# Study questions
- a) Write out everything in the news article on the Sindh mob killing from "News reports say" down to "name of God.".
- b) Answer these questions from the news article on the Sindh mob killing.
(i) About how many vigilantes administered the punishment in the latest incident?
(ii) How many police officers are in custody, accused of negligence?
(iii) How old was Rimasha Masih?

# Page extract
Koran_Reuters
The Dubai Municipality announced plans this week to build Holy Quran Park, a themed destination based on the central religious text of Islam. Reuters

News reports say the traveler in his 30s who was murdered by an angry mob on Friday in a tiny village in Pakistan’s southern Sindh province had sought a night’s sleep in the local mosque, as is customary for out-of-town strangers to do in this part of the world.

But according to locals in the town of Seeta, the visitor for some reason allegedly lit one or more of copies of the Quran on fire, a dangerous act in a country where blasphemy is not just illegal but can lead to murderous vigilante justice. In Pakistan, such desecrations -- whether committed or just rumored to be committed -- can lead to murder, often in front of authorities powerless to stop the tide of angry mobs stirred up by a smaller number of self-righteous rabble-rousers acting as judges and executioners in the name of God.

In the latest incident, the punishment was administered by about 30 vigilantes who were spurred on by hundreds of jeering locals. They dragged the man out of the local police station, where he had already been detained, took him to the center of the village, doused him with kerosene and lit him on fire.

“He offered Isha prayers (on Thursday) and spent the night here. When (worshippers) came to the mosque for Fajr prayers (on Friday morning), we found charred copies of the Holy Quran,” the village imam, or Muslim minister, told Reuters.

Nine suspected vigilantes were arrested shortly after the murder, and another 21 were detained later in the day during police raids, according to Pakistan’s Dawn news agency. By its account, the man was already beaten to death before his body was burned. Seven police officers are also in custody and accused of negligence. Police claim they were overwhelmed by the more than 1,000 people who surrounded the station.

Just hours before the mob-inspired murder, the man had been beaten and delivered to the police station after local mosques broadcast on their bullhorns what had allegedly transpired.

Dawn quoted village watchman Noor Hussain as saying the suspect spoke in Saraiki accent. Saraiki is a Punjabi language group and is also spoken among many Hindus in the region. Police said that in the brief time that they had the man in custody, he refused to give up his identity. In accordance with Islamic custom the man was buried quickly in an unmarked local grave after the medical examiner released his charred remains.

According to a report in Dawn, an average of 53 people a year have faced blasphemy charges between 1986, when the law went into effect, and 2010. Of these, 52 people were murdered by angry vigilantes before their cases could be handled by the courts. Human Rights Watch estimates 1,400 blasphemy cases have been brought before Pakistan’s courts and 15 people are on death row after having been found guilty of blasphemy, according to CNN.

In November, Pakistan’s high court dropped charges on Tuesday against Rimasha Masih, a 14-year-old Christian girl who was arrested on Aug. 17 on charges she desecrated a Quran in Merabad, a poor district outside Islamabad where some of the country’s Christian minority reside.

In his 15-page ruling, Chief Justice Iqbal Hameed Ur Rehman accused a local Muslim preacher (imam) of having an “ulterior motive” for leveling a “false implication” against the girl -- namely his effort to drum up support to expel the area’s Christian residents.

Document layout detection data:
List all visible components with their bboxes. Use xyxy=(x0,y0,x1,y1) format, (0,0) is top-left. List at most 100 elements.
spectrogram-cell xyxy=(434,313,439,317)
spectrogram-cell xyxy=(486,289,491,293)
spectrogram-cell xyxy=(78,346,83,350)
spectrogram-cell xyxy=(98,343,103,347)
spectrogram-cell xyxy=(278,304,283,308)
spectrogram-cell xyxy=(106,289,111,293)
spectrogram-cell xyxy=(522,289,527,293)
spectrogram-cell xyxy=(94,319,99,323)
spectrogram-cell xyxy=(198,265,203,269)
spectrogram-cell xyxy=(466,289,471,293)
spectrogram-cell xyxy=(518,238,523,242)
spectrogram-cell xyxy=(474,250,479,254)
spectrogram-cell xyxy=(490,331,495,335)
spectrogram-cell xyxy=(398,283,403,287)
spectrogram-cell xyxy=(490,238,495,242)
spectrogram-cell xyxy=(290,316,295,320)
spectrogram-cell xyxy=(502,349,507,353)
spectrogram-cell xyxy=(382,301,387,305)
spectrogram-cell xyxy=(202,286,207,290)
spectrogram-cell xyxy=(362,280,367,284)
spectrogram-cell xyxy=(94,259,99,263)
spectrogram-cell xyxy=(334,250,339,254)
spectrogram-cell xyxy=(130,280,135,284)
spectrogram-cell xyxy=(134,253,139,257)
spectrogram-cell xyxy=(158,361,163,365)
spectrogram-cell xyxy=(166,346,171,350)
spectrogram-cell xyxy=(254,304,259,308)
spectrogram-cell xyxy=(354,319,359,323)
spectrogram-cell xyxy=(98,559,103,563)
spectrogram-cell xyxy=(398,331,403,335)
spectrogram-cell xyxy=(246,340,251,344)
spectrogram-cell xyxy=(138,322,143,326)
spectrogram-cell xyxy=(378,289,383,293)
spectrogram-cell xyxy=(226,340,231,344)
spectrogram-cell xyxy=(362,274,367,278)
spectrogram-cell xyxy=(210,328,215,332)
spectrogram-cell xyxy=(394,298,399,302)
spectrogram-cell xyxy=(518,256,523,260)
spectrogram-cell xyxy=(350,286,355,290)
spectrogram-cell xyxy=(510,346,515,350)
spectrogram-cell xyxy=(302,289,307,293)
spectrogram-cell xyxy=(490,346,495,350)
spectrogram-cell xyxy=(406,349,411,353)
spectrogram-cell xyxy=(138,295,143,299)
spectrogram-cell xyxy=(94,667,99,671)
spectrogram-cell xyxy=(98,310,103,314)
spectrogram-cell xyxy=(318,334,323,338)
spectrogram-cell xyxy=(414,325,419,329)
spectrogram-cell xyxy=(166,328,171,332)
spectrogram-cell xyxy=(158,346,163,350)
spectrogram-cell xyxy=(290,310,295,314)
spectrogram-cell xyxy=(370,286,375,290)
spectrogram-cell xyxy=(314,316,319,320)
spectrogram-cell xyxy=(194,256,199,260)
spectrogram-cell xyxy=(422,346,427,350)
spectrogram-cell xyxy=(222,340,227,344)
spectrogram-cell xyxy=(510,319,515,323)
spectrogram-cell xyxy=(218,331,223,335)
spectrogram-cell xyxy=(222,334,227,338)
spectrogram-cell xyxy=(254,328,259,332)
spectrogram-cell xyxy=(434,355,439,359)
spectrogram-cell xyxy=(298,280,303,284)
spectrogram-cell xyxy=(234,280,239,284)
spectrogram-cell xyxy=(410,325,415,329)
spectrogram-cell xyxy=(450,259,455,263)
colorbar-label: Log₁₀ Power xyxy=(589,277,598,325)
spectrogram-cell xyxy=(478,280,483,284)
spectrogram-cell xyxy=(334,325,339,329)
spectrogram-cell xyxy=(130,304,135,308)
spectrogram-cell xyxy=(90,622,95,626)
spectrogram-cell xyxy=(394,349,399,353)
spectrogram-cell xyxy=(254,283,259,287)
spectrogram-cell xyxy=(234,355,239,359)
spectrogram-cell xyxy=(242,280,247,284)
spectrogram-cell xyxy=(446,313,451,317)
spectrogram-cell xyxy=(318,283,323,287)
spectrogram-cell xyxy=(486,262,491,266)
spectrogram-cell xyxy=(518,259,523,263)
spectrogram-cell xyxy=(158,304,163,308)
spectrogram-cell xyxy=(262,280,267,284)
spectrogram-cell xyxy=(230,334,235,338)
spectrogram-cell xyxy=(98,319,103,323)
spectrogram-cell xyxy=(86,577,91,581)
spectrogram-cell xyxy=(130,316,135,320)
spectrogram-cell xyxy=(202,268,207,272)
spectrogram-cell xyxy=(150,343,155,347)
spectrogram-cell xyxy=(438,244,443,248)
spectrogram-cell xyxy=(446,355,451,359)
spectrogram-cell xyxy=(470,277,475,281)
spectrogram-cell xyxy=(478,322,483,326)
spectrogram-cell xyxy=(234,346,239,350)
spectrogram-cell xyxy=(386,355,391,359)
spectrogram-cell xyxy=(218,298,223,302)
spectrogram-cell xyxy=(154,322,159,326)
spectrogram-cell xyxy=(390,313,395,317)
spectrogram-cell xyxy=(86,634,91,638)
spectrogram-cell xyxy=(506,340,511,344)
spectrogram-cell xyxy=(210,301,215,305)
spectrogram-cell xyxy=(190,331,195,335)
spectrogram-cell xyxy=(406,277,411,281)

# Results of the tasks
- a)
News reports say the traveler in his 30s who was murdered by an angry mob on Friday in a tiny village in Pakistan’s southern Sindh province had sought a night’s sleep in the local mosque, as is customary for out-of-town strangers to do in this part of the world.

But according to locals in the town of Seeta, the visitor for some reason allegedly lit one or more of copies of the Quran on fire, a dangerous act in a country where blasphemy is not just illegal but can lead to murderous vigilante justice. In Pakistan, such desecrations -- whether committed or just rumored to be committed -- can lead to murder, often in front of authorities powerless to stop the tide of angry mobs stirred up by a smaller number of self-righteous rabble-rousers acting as judges and executioners in the name of God.

- b)
(i) About 30.
(ii) Seven.
(iii) 14.